_Material:_
★ ★ ★ ★ ★

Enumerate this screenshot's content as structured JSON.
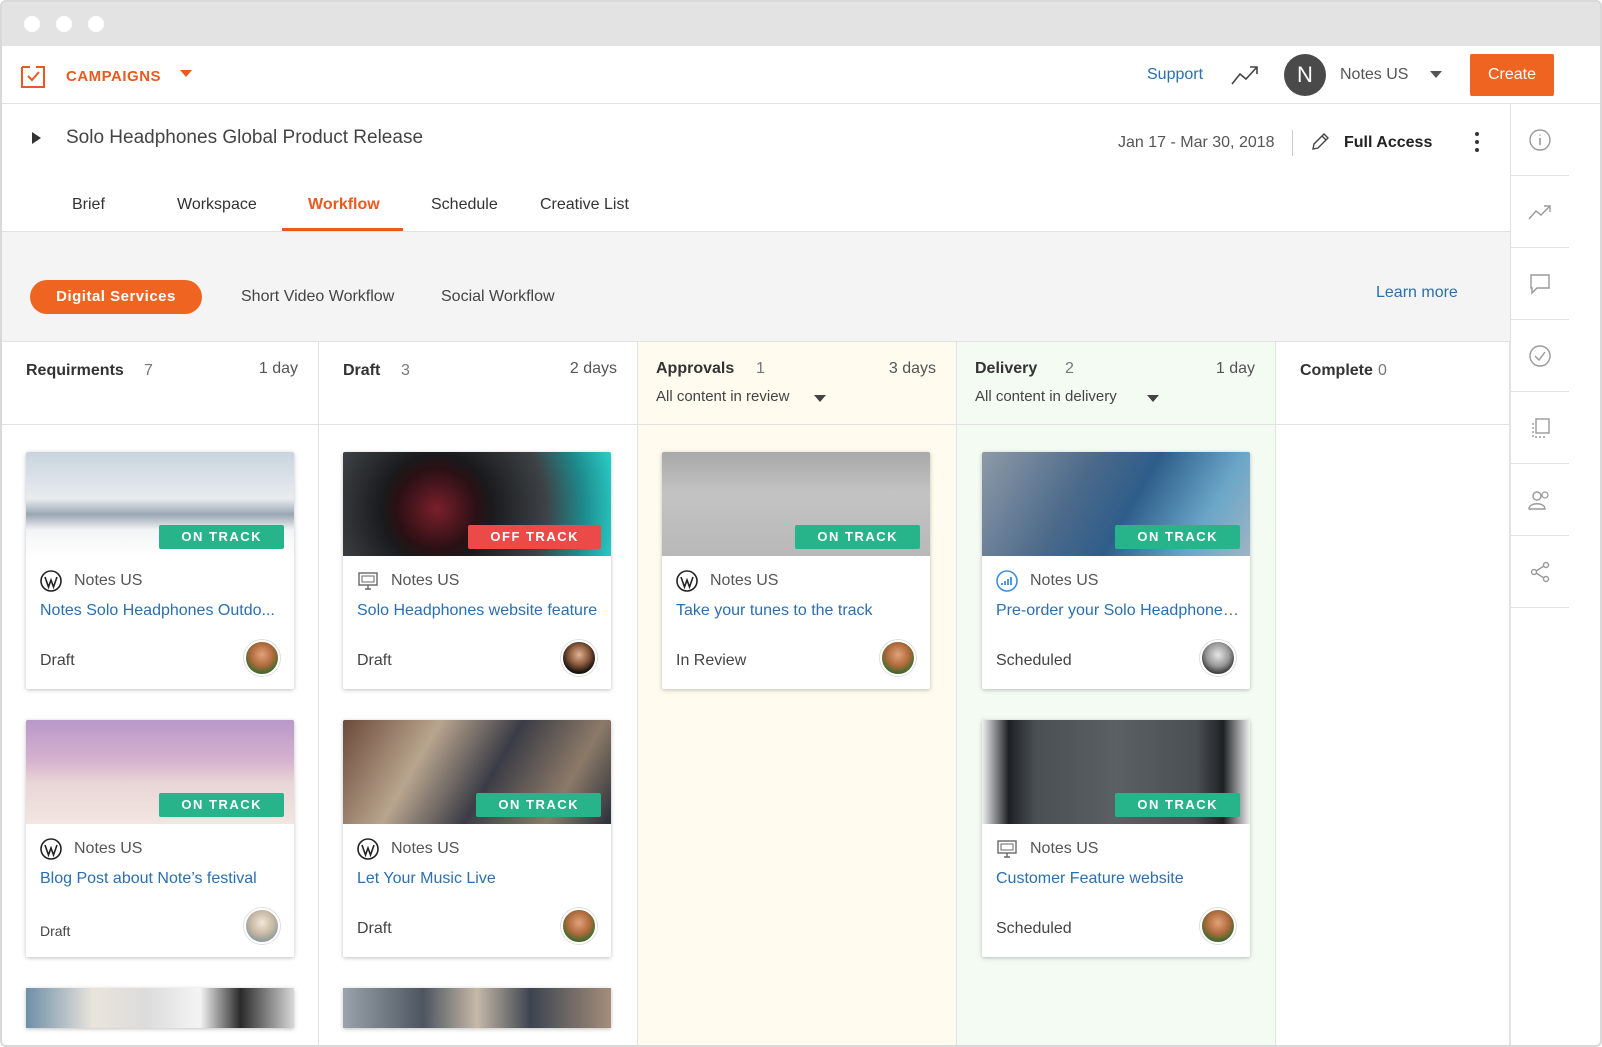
{
  "app": {
    "brand": "CAMPAIGNS",
    "support": "Support",
    "account": "Notes US",
    "avatar_letter": "N",
    "create": "Create",
    "accent": "#ef6421",
    "link_color": "#2a6fb0",
    "on_track_color": "#27b48b",
    "off_track_color": "#ec4a48"
  },
  "campaign": {
    "title": "Solo Headphones Global Product Release",
    "dates": "Jan 17 - Mar 30, 2018",
    "access": "Full Access"
  },
  "tabs": [
    {
      "label": "Brief"
    },
    {
      "label": "Workspace"
    },
    {
      "label": "Workflow",
      "active": true
    },
    {
      "label": "Schedule"
    },
    {
      "label": "Creative List"
    }
  ],
  "workflows": {
    "active": "Digital Services",
    "others": [
      "Short Video Workflow",
      "Social Workflow"
    ],
    "learn_more": "Learn more"
  },
  "sidebar_icons": [
    "info-icon",
    "trend-icon",
    "comment-icon",
    "check-circle-icon",
    "copy-icon",
    "people-icon",
    "share-icon"
  ],
  "columns": [
    {
      "name": "Requirments",
      "count": "7",
      "duration": "1 day",
      "filter": "",
      "bg": "#ffffff",
      "cards": [
        {
          "badge": "ON TRACK",
          "channel": "Notes US",
          "channel_icon": "wordpress-icon",
          "title": "Notes Solo Headphones Outdo...",
          "status": "Draft"
        },
        {
          "badge": "ON TRACK",
          "channel": "Notes US",
          "channel_icon": "wordpress-icon",
          "title": "Blog Post about Note’s festival",
          "status": "Draft"
        }
      ]
    },
    {
      "name": "Draft",
      "count": "3",
      "duration": "2 days",
      "filter": "",
      "bg": "#ffffff",
      "cards": [
        {
          "badge": "OFF TRACK",
          "channel": "Notes US",
          "channel_icon": "monitor-icon",
          "title": "Solo Headphones website feature",
          "status": "Draft"
        },
        {
          "badge": "ON TRACK",
          "channel": "Notes US",
          "channel_icon": "wordpress-icon",
          "title": "Let Your Music Live",
          "status": "Draft"
        }
      ]
    },
    {
      "name": "Approvals",
      "count": "1",
      "duration": "3 days",
      "filter": "All content in review",
      "bg": "#fffbee",
      "cards": [
        {
          "badge": "ON TRACK",
          "channel": "Notes US",
          "channel_icon": "wordpress-icon",
          "title": "Take your tunes to the track",
          "status": "In Review"
        }
      ]
    },
    {
      "name": "Delivery",
      "count": "2",
      "duration": "1 day",
      "filter": "All content in delivery",
      "bg": "#f3fbf3",
      "cards": [
        {
          "badge": "ON TRACK",
          "channel": "Notes US",
          "channel_icon": "signal-icon",
          "title": "Pre-order your Solo Headphones...",
          "status": "Scheduled"
        },
        {
          "badge": "ON TRACK",
          "channel": "Notes US",
          "channel_icon": "monitor-icon",
          "title": "Customer Feature website",
          "status": "Scheduled"
        }
      ]
    },
    {
      "name": "Complete",
      "count": "0",
      "duration": "",
      "filter": "",
      "bg": "#ffffff",
      "cards": []
    }
  ]
}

★ ★ ★ ★ ★

_What is needed:_ Copy the material above exactly and drop the pictures.

_Complete response:_
Enumerate this screenshot's content as structured JSON.
{
  "app": {
    "brand": "CAMPAIGNS",
    "support": "Support",
    "account": "Notes US",
    "avatar_letter": "N",
    "create": "Create",
    "accent": "#ef6421",
    "link_color": "#2a6fb0",
    "on_track_color": "#27b48b",
    "off_track_color": "#ec4a48"
  },
  "campaign": {
    "title": "Solo Headphones Global Product Release",
    "dates": "Jan 17 - Mar 30, 2018",
    "access": "Full Access"
  },
  "tabs": [
    {
      "label": "Brief"
    },
    {
      "label": "Workspace"
    },
    {
      "label": "Workflow",
      "active": true
    },
    {
      "label": "Schedule"
    },
    {
      "label": "Creative List"
    }
  ],
  "workflows": {
    "active": "Digital Services",
    "others": [
      "Short Video Workflow",
      "Social Workflow"
    ],
    "learn_more": "Learn more"
  },
  "sidebar_icons": [
    "info-icon",
    "trend-icon",
    "comment-icon",
    "check-circle-icon",
    "copy-icon",
    "people-icon",
    "share-icon"
  ],
  "columns": [
    {
      "name": "Requirments",
      "count": "7",
      "duration": "1 day",
      "filter": "",
      "bg": "#ffffff",
      "cards": [
        {
          "badge": "ON TRACK",
          "channel": "Notes US",
          "channel_icon": "wordpress-icon",
          "title": "Notes Solo Headphones Outdo...",
          "status": "Draft"
        },
        {
          "badge": "ON TRACK",
          "channel": "Notes US",
          "channel_icon": "wordpress-icon",
          "title": "Blog Post about Note’s festival",
          "status": "Draft"
        }
      ]
    },
    {
      "name": "Draft",
      "count": "3",
      "duration": "2 days",
      "filter": "",
      "bg": "#ffffff",
      "cards": [
        {
          "badge": "OFF TRACK",
          "channel": "Notes US",
          "channel_icon": "monitor-icon",
          "title": "Solo Headphones website feature",
          "status": "Draft"
        },
        {
          "badge": "ON TRACK",
          "channel": "Notes US",
          "channel_icon": "wordpress-icon",
          "title": "Let Your Music Live",
          "status": "Draft"
        }
      ]
    },
    {
      "name": "Approvals",
      "count": "1",
      "duration": "3 days",
      "filter": "All content in review",
      "bg": "#fffbee",
      "cards": [
        {
          "badge": "ON TRACK",
          "channel": "Notes US",
          "channel_icon": "wordpress-icon",
          "title": "Take your tunes to the track",
          "status": "In Review"
        }
      ]
    },
    {
      "name": "Delivery",
      "count": "2",
      "duration": "1 day",
      "filter": "All content in delivery",
      "bg": "#f3fbf3",
      "cards": [
        {
          "badge": "ON TRACK",
          "channel": "Notes US",
          "channel_icon": "signal-icon",
          "title": "Pre-order your Solo Headphones...",
          "status": "Scheduled"
        },
        {
          "badge": "ON TRACK",
          "channel": "Notes US",
          "channel_icon": "monitor-icon",
          "title": "Customer Feature website",
          "status": "Scheduled"
        }
      ]
    },
    {
      "name": "Complete",
      "count": "0",
      "duration": "",
      "filter": "",
      "bg": "#ffffff",
      "cards": []
    }
  ]
}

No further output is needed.